_What you are asked to do_:
Reply with one number only: the count of lines below that contain the word "Test".

_Excerpted data_:

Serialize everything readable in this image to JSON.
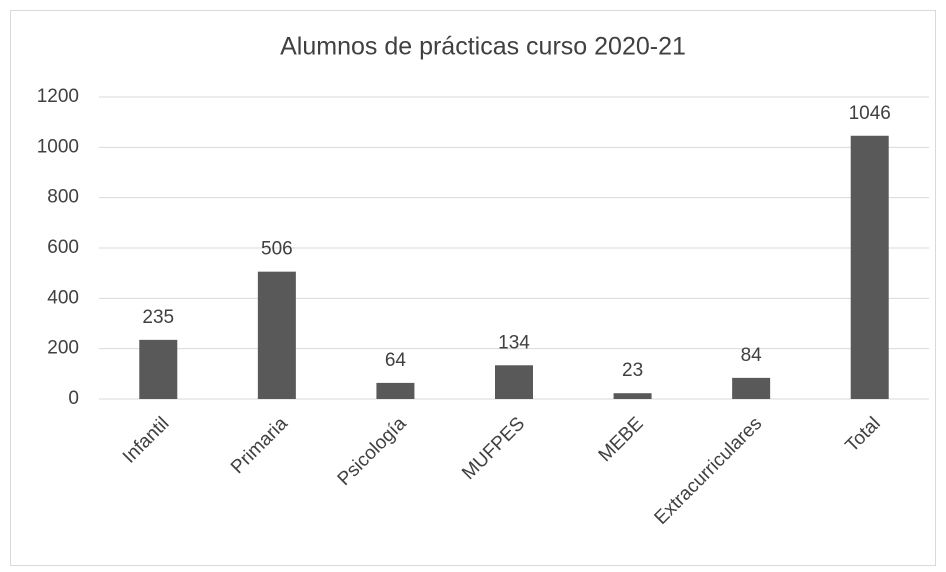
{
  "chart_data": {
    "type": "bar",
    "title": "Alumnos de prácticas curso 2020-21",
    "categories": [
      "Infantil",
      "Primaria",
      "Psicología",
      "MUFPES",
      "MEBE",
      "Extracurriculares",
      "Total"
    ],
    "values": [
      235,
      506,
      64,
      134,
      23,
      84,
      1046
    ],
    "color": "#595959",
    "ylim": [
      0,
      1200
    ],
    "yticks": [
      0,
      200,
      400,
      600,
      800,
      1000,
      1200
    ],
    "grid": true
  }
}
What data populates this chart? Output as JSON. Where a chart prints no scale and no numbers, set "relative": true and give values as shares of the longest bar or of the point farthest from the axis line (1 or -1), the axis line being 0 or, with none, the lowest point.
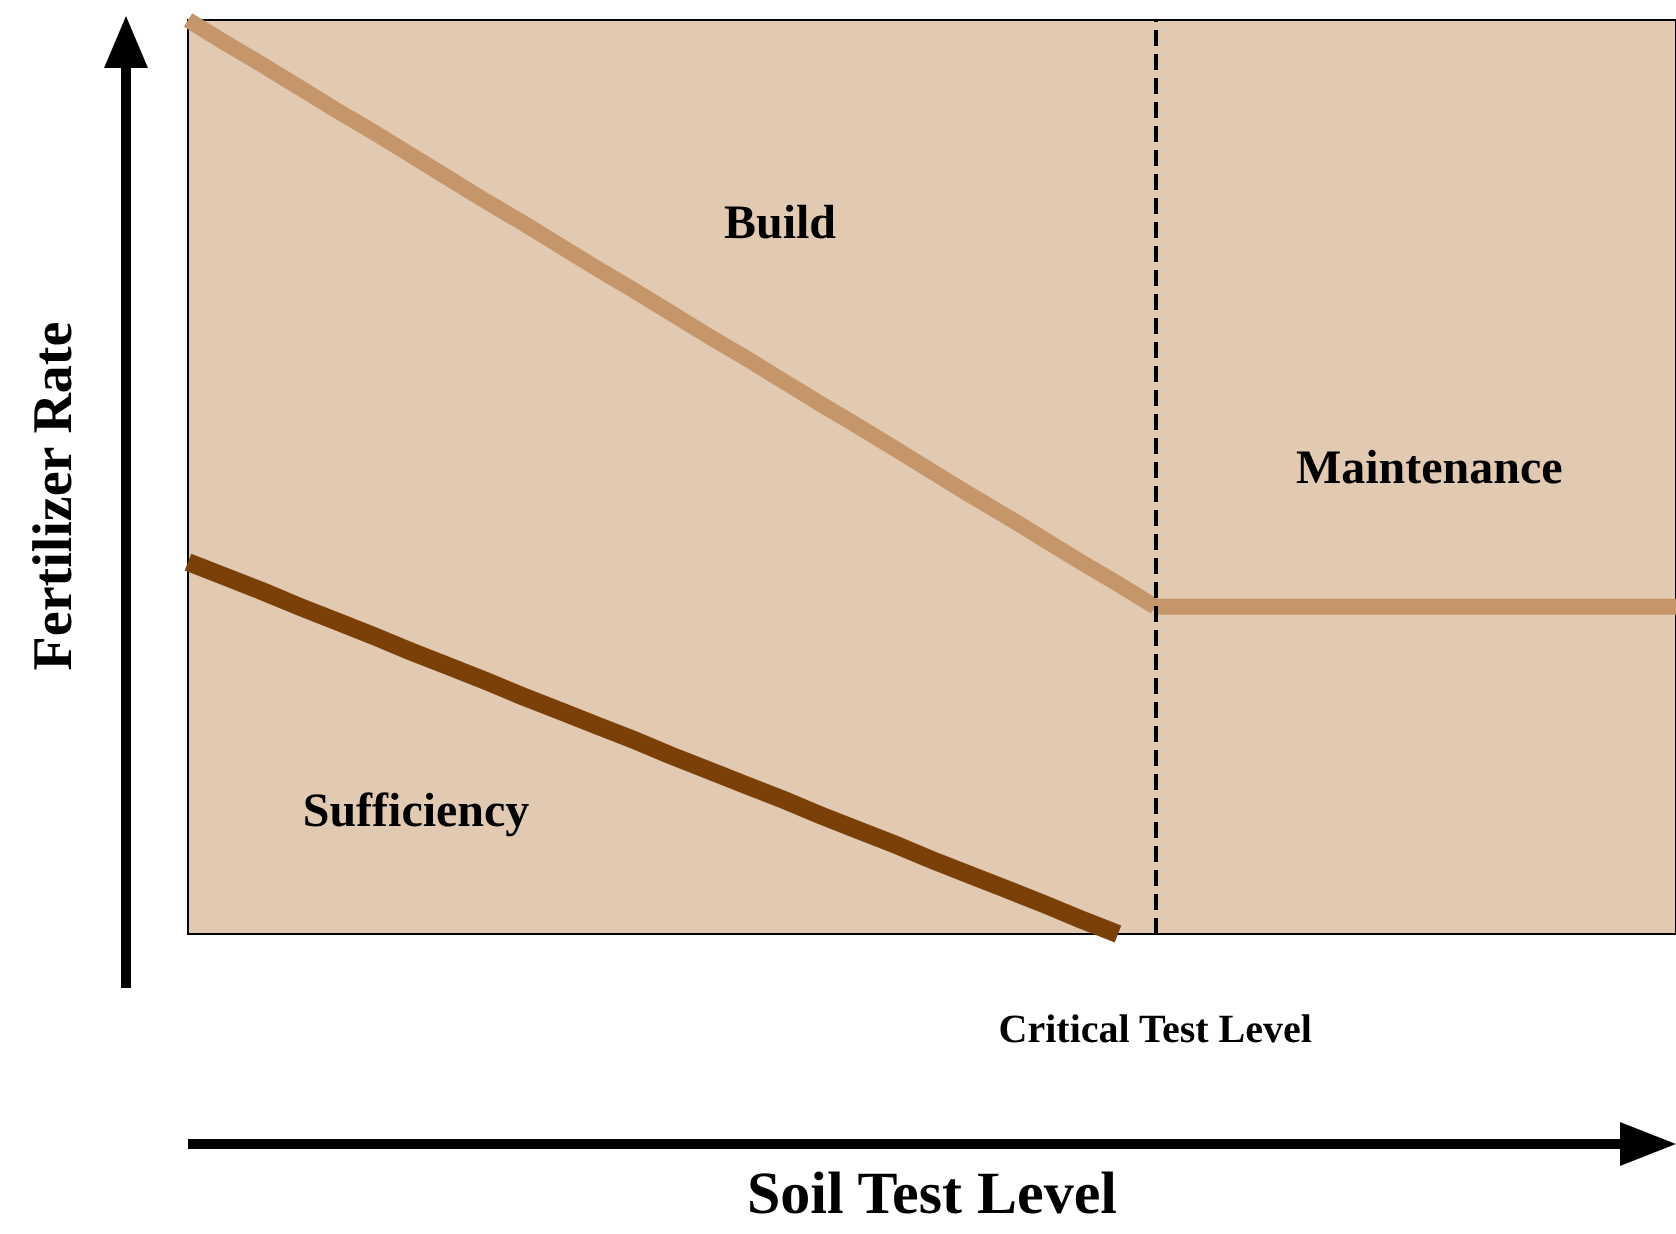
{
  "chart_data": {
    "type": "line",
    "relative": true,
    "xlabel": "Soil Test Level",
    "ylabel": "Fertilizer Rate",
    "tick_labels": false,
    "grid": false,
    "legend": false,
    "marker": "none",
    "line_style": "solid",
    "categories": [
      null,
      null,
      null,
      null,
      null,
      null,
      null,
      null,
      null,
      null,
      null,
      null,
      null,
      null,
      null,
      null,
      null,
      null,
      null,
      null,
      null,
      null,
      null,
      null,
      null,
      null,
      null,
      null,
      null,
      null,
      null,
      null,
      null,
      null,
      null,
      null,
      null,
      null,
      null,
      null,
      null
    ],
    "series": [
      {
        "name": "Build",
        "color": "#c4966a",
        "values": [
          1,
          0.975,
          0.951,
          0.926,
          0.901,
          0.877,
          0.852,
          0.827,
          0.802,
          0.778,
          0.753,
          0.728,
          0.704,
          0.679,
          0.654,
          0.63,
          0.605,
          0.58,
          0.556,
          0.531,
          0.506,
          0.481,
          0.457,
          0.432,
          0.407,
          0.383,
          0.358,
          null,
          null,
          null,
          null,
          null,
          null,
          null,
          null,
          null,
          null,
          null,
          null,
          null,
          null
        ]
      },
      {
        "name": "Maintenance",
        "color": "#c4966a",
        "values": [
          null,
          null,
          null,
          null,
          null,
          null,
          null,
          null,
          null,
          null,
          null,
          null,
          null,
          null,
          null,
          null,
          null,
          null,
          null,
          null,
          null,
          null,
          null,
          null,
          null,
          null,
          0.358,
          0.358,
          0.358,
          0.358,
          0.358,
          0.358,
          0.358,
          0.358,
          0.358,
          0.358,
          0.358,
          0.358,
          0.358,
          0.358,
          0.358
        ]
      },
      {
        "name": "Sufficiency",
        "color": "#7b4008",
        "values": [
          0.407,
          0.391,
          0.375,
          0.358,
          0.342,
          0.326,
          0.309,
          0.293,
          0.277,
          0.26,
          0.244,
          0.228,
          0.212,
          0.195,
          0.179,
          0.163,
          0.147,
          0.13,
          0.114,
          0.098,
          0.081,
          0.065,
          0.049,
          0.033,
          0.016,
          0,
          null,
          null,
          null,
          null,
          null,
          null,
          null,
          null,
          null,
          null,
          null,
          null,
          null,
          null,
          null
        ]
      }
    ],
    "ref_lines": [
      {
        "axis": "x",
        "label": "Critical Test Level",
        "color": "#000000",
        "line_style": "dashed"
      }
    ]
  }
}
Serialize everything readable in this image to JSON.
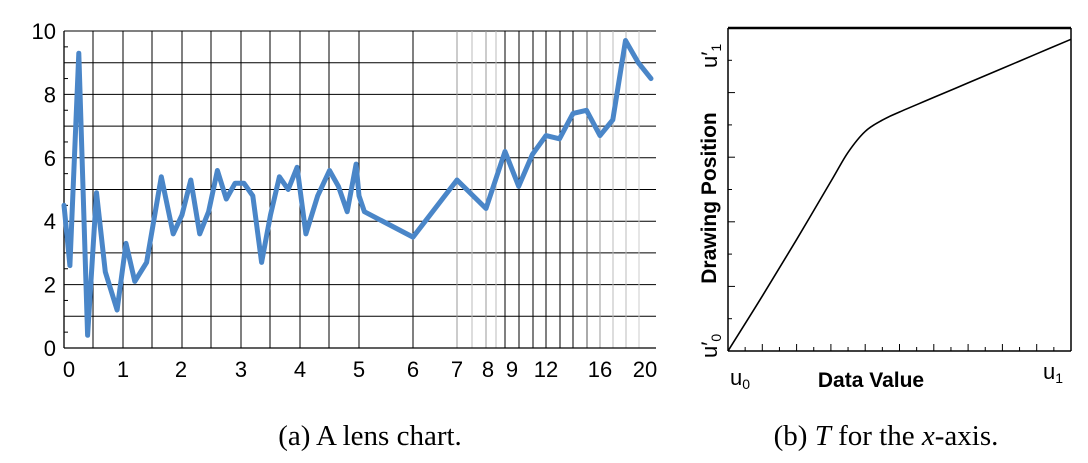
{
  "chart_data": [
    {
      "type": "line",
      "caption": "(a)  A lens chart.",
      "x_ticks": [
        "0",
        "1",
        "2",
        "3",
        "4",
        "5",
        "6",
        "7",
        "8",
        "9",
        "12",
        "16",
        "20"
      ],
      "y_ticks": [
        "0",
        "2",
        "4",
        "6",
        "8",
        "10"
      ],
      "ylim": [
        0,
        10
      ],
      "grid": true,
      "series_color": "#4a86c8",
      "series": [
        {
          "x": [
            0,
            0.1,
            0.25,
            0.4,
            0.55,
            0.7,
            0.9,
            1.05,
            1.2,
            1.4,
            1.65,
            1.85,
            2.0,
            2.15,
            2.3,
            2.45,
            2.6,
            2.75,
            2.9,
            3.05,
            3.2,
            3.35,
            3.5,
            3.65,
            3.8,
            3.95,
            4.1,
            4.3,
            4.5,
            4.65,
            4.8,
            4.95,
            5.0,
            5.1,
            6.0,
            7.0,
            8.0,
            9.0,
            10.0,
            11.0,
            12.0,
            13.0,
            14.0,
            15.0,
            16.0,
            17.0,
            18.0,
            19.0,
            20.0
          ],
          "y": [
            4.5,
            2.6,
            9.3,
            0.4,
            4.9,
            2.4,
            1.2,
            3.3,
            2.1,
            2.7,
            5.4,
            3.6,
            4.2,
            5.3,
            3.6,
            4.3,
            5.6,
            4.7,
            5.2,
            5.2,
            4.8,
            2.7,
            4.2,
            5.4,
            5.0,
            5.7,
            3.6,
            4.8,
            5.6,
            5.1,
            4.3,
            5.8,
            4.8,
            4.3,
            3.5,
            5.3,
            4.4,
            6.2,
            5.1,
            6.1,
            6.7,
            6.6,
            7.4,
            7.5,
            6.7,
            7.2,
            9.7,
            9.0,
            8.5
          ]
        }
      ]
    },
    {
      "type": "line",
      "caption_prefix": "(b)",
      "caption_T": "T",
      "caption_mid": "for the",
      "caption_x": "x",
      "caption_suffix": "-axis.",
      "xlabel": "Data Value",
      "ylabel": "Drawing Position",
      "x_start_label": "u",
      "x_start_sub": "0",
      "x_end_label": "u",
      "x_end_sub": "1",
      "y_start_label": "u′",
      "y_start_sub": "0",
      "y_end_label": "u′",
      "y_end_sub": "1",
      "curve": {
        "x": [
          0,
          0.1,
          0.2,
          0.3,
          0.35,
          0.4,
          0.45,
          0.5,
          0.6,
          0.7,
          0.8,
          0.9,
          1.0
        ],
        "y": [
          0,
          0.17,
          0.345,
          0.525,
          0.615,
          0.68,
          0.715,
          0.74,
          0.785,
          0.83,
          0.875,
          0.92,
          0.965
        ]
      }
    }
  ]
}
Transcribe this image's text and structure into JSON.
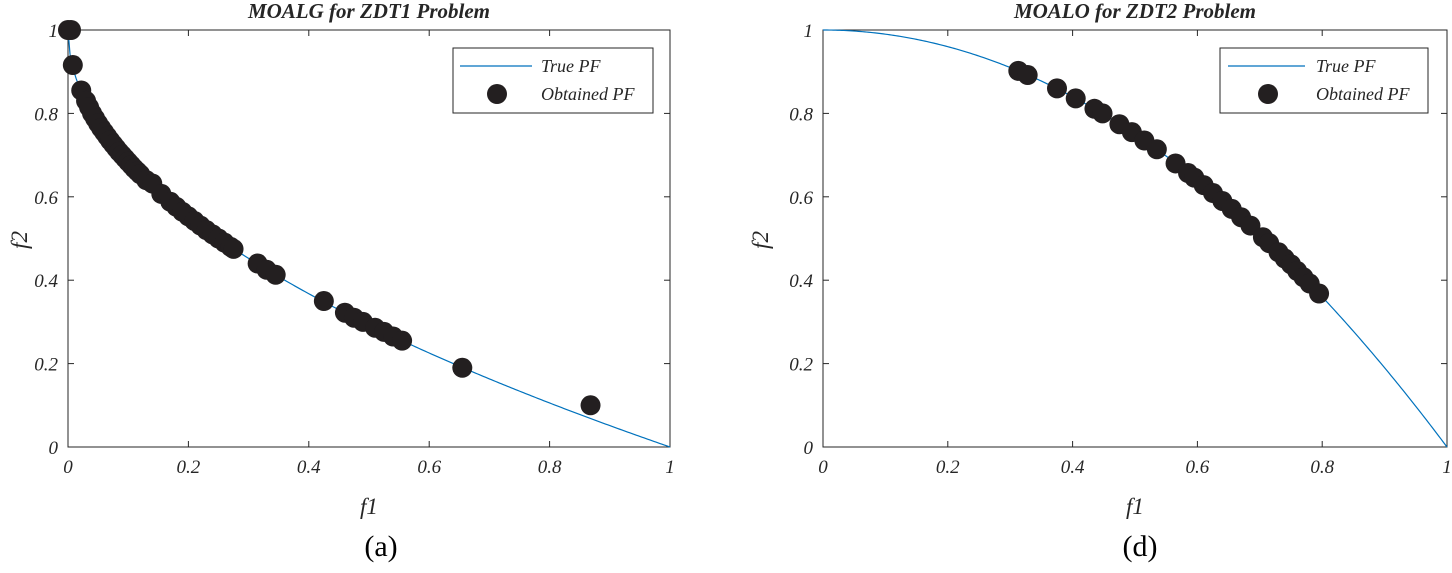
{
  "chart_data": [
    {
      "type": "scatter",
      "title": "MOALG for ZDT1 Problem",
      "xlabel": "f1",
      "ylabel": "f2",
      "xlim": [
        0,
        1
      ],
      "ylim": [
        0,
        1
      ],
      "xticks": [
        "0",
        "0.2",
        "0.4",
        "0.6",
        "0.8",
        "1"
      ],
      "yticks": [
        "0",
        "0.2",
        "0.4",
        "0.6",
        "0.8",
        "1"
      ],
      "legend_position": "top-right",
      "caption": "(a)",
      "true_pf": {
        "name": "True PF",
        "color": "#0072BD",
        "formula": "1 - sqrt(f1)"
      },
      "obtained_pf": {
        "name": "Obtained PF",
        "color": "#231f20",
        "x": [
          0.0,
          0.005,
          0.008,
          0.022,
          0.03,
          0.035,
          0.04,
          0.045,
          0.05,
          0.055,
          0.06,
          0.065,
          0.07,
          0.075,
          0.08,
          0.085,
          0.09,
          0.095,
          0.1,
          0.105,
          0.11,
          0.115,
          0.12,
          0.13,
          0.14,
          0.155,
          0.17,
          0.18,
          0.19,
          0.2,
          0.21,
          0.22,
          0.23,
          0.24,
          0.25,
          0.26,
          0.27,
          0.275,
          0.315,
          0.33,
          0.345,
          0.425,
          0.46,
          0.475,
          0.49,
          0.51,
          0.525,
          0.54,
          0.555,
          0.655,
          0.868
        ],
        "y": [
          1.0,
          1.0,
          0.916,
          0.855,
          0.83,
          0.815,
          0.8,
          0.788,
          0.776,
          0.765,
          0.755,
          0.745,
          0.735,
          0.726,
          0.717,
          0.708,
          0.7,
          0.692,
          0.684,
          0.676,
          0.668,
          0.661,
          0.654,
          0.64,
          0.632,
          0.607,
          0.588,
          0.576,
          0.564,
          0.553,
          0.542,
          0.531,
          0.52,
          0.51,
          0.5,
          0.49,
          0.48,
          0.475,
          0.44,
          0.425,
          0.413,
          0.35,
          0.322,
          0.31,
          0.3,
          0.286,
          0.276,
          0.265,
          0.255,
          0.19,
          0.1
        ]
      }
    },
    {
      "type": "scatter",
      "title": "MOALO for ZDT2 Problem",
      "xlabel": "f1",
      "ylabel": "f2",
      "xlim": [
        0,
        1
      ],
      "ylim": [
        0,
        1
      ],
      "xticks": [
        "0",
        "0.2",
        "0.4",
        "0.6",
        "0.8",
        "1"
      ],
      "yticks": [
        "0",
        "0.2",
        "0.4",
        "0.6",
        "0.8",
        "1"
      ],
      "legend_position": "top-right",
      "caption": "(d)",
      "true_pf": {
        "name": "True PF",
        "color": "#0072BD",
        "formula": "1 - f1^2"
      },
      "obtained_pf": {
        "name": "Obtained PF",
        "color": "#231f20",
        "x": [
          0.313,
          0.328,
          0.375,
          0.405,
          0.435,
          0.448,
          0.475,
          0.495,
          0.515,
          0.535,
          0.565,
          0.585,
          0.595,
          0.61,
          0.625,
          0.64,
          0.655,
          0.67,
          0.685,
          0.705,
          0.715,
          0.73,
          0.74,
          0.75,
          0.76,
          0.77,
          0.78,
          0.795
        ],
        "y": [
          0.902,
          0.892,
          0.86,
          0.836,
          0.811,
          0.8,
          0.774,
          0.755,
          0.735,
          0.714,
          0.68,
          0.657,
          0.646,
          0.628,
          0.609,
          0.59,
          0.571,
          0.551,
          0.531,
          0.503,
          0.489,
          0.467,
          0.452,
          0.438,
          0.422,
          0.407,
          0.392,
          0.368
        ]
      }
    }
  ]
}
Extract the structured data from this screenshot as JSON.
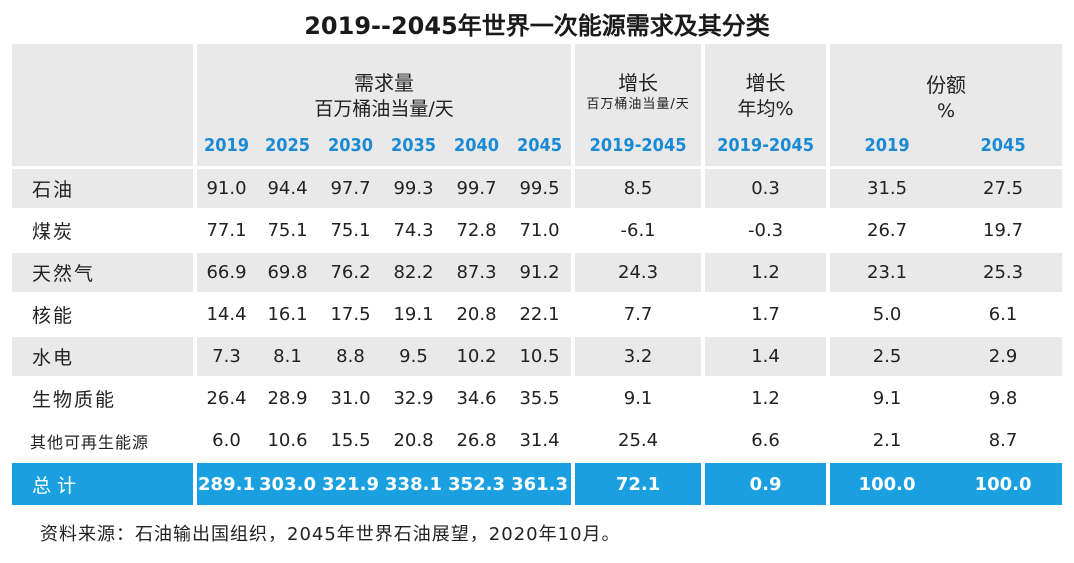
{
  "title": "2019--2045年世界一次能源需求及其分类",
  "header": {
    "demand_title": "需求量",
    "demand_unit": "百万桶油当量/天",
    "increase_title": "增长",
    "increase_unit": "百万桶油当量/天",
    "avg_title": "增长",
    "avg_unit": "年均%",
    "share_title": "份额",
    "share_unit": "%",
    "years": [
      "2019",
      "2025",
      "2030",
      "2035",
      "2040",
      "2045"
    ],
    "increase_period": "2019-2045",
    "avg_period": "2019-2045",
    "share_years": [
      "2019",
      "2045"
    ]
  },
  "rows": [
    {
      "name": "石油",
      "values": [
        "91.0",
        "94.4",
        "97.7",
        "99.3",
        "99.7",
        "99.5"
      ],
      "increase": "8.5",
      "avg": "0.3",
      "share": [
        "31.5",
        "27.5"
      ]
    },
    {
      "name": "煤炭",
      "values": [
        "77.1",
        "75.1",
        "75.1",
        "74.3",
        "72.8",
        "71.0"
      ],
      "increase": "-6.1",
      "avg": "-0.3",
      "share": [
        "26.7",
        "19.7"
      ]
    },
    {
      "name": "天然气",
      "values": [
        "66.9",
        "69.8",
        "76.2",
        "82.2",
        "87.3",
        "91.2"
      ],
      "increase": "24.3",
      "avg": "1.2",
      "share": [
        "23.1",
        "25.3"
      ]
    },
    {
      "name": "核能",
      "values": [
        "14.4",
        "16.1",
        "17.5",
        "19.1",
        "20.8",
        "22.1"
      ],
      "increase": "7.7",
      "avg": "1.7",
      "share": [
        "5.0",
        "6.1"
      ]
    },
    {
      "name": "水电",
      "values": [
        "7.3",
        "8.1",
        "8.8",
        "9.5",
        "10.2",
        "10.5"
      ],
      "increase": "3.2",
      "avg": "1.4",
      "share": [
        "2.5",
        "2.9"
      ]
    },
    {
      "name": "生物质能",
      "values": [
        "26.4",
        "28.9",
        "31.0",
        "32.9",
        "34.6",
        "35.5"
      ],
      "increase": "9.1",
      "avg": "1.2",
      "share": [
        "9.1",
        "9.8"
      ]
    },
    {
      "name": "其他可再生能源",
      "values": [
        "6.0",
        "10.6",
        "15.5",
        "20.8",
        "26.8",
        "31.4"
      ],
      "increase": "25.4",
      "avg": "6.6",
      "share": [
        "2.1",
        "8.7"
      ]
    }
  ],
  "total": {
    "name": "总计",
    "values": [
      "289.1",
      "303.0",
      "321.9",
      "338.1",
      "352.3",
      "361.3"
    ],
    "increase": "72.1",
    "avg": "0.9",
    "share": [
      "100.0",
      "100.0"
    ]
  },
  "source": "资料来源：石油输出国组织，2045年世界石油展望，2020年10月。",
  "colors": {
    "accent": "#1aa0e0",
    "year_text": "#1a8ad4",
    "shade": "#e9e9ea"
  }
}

_Exercise answer_:
2